→ **WORK TO BE COMPLETED**
Extract all records. Keep each one exact.

→ **TASK INPUTS**
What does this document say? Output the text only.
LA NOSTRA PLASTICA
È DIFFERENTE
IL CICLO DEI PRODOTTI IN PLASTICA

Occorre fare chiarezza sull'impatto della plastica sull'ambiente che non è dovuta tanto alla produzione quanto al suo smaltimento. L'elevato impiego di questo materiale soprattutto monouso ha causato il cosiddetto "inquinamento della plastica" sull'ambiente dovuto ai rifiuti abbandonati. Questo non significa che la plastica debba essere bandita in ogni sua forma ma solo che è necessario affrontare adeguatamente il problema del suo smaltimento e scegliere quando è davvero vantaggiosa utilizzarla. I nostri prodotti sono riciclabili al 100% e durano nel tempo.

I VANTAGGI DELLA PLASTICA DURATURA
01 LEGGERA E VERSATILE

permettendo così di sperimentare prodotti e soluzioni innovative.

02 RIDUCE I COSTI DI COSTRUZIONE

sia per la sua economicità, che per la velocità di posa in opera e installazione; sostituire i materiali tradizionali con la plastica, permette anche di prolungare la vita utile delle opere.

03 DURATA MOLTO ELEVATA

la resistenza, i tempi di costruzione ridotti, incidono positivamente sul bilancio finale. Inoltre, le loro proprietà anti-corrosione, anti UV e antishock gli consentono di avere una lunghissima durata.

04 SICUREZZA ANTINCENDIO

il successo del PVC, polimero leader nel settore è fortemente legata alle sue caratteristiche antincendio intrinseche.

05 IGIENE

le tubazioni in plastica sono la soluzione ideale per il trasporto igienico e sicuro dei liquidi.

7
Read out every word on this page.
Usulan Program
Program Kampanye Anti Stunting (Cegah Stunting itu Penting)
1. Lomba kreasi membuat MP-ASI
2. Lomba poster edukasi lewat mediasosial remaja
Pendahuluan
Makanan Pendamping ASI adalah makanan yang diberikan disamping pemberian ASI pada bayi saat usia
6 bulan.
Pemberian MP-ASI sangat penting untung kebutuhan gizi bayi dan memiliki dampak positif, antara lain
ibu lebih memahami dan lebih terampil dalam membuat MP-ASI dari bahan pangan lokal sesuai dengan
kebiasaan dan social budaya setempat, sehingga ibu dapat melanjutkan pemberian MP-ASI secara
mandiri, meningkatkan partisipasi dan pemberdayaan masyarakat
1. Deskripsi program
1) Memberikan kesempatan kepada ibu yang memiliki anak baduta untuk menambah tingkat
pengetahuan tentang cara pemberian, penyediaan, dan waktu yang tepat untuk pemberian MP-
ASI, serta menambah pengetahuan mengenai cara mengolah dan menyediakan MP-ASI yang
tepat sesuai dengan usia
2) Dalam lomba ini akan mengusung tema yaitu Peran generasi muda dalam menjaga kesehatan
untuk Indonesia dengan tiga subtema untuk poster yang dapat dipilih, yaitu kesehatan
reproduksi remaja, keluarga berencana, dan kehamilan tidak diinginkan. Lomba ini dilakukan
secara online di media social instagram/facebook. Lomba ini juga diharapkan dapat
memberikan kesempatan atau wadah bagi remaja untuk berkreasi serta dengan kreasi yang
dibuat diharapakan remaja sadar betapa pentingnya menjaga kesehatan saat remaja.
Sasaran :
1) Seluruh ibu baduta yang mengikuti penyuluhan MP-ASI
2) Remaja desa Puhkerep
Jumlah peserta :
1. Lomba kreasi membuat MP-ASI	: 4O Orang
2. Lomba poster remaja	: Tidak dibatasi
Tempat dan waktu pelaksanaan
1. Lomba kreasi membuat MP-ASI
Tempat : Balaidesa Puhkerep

→ **SOLUTION FOR THIS TASK**
What does this document say? Output the text only.
LA NOSTRA PLASTICA
È DIFFERENTE
IL CICLO DEI PRODOTTI IN PLASTICA

Occorre fare chiarezza sull'impatto della plastica sull'ambiente che non è dovuta tanto alla produzione quanto al suo smaltimento. L'elevato impiego di questo materiale soprattutto monouso ha causato il cosiddetto "inquinamento della plastica" sull'ambiente dovuto ai rifiuti abbandonati. Questo non significa che la plastica debba essere bandita in ogni sua forma ma solo che è necessario affrontare adeguatamente il problema del suo smaltimento e scegliere quando è davvero vantaggiosa utilizzarla. I nostri prodotti sono riciclabili al 100% e durano nel tempo.

I VANTAGGI DELLA PLASTICA DURATURA
01 LEGGERA E VERSATILE

permettendo così di sperimentare prodotti e soluzioni innovative.

02 RIDUCE I COSTI DI COSTRUZIONE

sia per la sua economicità, che per la velocità di posa in opera e installazione; sostituire i materiali tradizionali con la plastica, permette anche di prolungare la vita utile delle opere.

03 DURATA MOLTO ELEVATA

la resistenza, i tempi di costruzione ridotti, incidono positivamente sul bilancio finale. Inoltre, le loro proprietà anti-corrosione, anti UV e antishock gli consentono di avere una lunghissima durata.

04 SICUREZZA ANTINCENDIO

il successo del PVC, polimero leader nel settore è fortemente legata alle sue caratteristiche antincendio intrinseche.

05 IGIENE

le tubazioni in plastica sono la soluzione ideale per il trasporto igienico e sicuro dei liquidi.

7
Read out every word on this page.
Usulan Program
Program Kampanye Anti Stunting (Cegah Stunting itu Penting)
1. Lomba kreasi membuat MP-ASI
2. Lomba poster edukasi lewat mediasosial remaja
Pendahuluan
Makanan Pendamping ASI adalah makanan yang diberikan disamping pemberian ASI pada bayi saat usia
6 bulan.
Pemberian MP-ASI sangat penting untung kebutuhan gizi bayi dan memiliki dampak positif, antara lain
ibu lebih memahami dan lebih terampil dalam membuat MP-ASI dari bahan pangan lokal sesuai dengan
kebiasaan dan social budaya setempat, sehingga ibu dapat melanjutkan pemberian MP-ASI secara
mandiri, meningkatkan partisipasi dan pemberdayaan masyarakat
1. Deskripsi program
1) Memberikan kesempatan kepada ibu yang memiliki anak baduta untuk menambah tingkat
pengetahuan tentang cara pemberian, penyediaan, dan waktu yang tepat untuk pemberian MP-
ASI, serta menambah pengetahuan mengenai cara mengolah dan menyediakan MP-ASI yang
tepat sesuai dengan usia
2) Dalam lomba ini akan mengusung tema yaitu Peran generasi muda dalam menjaga kesehatan
untuk Indonesia dengan tiga subtema untuk poster yang dapat dipilih, yaitu kesehatan
reproduksi remaja, keluarga berencana, dan kehamilan tidak diinginkan. Lomba ini dilakukan
secara online di media social instagram/facebook. Lomba ini juga diharapkan dapat
memberikan kesempatan atau wadah bagi remaja untuk berkreasi serta dengan kreasi yang
dibuat diharapakan remaja sadar betapa pentingnya menjaga kesehatan saat remaja.
Sasaran :
1) Seluruh ibu baduta yang mengikuti penyuluhan MP-ASI
2) Remaja desa Puhkerep
Jumlah peserta :
1. Lomba kreasi membuat MP-ASI	: 4O Orang
2. Lomba poster remaja	: Tidak dibatasi
Tempat dan waktu pelaksanaan
1. Lomba kreasi membuat MP-ASI
Tempat : Balaidesa Puhkerep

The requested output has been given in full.